Selected text:
((
Originally published in the Technology Spectator
Start-ups and small-to-medium enterprises have many enviable characteristics, but healthy cash flow is not often one of them.
Australia has recognised this point for quite some time and has put billions of dollars into this area.
It’s not alone. Governments around the world recognise the importance of the start-up and SME sector. As the OECD Science Technology and Industry Scoreboard notes, “firms five years old or less generated on average nearly half of all new jobs over the past decade”.
Not only do governments recognise the value start-ups bring for job creation, but also the immeasurable value they bring to the economy via innovation and thinking outside the box.
To this end, governments have been pumping money into research and development, with Australia leading the charge.
Start-ups in Australia can benefit from a 45 per cent cash back benefit purely based on R & D expenditure, rather than on any revenue measure.
Elsewhere, Portugal, France, Canada and the UK are among the biggest supporters of R & D for small profitmaking entities.
In general, R & D support is provided via tax incentives. Now, start-ups and SMEs must consider whether they will see increased tax credits, or ‘super-deductions’, or if governments will take a true leap of faith to offer incentives in cash.
The Australian Government recognises the need for start-ups to have short-term cash and has supported them by giving the highest cash back percentage of any country and has only a short delay between submission and receipt of cash.
The OECD Scoreboard says that five times more indirect cash (cash received from all government incentives, not just R & D) was pumped into the start-up and SME sector in Australia, compared with direct investment such as private funds and venture capital.
Countries such as France, Canada, Norway, Australia and Austria offer the loss-making start-up at least the same R & D tax incentive benefit, and in certain instances a greater benefit, in recognition of the fact that short-term assistance is required and that increased tax losses that may only materialise in three to five years’ time are often futile as the company may not last that long without a cash injection.
Indeed, Australia offers loss-making start-ups a greater benefit than their profitmaking peers, as the 45 per cent actually comes back in cash.
OECD innovation surveys for 21 countries showed that firms receiving public support for innovation invest 40 per cent to 70 per cent more than those that do not. And the more a firm invests in innovation, the higher its sales and productivity.
What’s more, a start-up that has successfully accessed the Australian R & D tax incentive, and other government incentives and grants, has a higher chance of raising private capital. Investors see the incentive as a risk mitigator and it further shows the company’s awareness of different avenues to attain funds.
Unfortunately there is a perception that R & D is either done in a lab or exclusive to the IT sphere. SMEs are missing out on assistance that could really make the difference in the future of the company.
Manufacturing, mining, health and medical, tourism, fashion, and food and beverage are among the industries that benefit from R & D tax incentives globally.
Australian start-ups and SMEs are in the front seat, with the government offering an R & D tax incentive that is competitive on the world stage.
All Australian businessmen and women should be taking advantage of this opportunity to kickstart their innovation.
))
Data for review:
((
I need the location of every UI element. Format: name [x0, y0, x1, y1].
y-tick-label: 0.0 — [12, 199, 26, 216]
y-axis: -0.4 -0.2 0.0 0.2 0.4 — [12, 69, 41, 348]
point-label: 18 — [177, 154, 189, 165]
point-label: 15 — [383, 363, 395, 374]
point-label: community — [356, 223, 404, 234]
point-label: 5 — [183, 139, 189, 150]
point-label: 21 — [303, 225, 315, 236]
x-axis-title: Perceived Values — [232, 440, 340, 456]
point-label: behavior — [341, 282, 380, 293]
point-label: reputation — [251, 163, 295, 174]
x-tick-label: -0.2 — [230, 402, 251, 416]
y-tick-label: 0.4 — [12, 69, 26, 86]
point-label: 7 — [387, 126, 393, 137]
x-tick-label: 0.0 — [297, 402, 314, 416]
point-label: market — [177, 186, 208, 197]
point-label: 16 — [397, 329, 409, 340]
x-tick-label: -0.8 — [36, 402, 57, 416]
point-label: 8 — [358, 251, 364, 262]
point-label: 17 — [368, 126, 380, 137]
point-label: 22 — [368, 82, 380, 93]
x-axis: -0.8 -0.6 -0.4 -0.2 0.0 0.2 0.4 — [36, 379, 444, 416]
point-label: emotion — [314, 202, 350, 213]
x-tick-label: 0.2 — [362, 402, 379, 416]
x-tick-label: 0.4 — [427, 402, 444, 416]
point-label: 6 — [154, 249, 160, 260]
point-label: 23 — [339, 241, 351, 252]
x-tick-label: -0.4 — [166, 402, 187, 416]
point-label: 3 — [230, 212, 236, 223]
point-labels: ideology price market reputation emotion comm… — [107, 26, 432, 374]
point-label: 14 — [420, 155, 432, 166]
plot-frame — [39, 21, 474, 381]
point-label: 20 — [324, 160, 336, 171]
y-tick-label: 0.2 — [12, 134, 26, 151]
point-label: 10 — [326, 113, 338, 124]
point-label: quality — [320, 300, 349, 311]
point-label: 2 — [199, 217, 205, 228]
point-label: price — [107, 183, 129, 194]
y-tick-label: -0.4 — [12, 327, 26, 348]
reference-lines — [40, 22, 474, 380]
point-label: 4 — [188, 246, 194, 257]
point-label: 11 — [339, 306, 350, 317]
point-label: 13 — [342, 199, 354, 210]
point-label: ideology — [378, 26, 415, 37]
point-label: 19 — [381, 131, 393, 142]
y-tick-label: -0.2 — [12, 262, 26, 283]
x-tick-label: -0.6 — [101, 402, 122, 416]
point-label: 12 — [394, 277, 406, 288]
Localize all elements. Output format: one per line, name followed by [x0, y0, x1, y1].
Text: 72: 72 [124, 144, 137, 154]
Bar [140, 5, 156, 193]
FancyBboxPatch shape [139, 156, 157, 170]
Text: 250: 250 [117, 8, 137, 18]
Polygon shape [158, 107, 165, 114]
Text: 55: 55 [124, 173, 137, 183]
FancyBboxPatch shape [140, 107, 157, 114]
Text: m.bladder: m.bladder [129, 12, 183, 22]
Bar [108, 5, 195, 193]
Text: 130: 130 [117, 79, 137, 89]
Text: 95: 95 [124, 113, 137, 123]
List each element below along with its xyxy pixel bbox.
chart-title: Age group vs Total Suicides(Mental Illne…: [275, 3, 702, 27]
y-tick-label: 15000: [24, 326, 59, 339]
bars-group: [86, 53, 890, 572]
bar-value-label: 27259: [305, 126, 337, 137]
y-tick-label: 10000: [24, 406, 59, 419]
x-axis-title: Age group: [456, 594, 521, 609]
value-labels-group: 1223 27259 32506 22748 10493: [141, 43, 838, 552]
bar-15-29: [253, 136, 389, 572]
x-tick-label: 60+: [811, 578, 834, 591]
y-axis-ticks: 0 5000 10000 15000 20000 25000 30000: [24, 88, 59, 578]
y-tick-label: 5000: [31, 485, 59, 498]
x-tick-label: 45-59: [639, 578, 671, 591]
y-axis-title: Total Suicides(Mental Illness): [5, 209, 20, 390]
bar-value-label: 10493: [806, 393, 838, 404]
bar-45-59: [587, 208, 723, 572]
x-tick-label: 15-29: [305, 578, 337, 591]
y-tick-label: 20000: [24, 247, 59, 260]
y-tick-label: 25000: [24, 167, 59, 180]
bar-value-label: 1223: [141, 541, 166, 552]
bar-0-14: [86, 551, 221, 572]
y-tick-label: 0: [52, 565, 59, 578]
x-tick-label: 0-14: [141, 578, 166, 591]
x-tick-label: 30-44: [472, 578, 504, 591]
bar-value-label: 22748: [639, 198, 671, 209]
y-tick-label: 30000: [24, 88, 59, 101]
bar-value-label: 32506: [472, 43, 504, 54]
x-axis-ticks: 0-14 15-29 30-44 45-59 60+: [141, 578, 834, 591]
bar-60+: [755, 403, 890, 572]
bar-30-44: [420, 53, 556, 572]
))
Required action 1: Reproduce, word for word, the portion of the article on government R & D support for start-ups that begins at the words "Elsewhere, Portugal, France, Canada" and ends after the words "incentives in cash.".
Required action 2: List every industry that the article on government R & D support for start-ups names as benefiting from R & D tax incentives globally.

Exercise response 1:
Elsewhere, Portugal, France, Canada and the UK are among the biggest supporters of R & D for small profitmaking entities.
In general, R & D support is provided via tax incentives. Now, start-ups and SMEs must consider whether they will see increased tax credits, or ‘super-deductions’, or if governments will take a true leap of faith to offer incentives in cash.

Exercise response 2:
- Manufacturing
- Mining
- Health and medical
- Tourism
- Fashion
- Food and beverage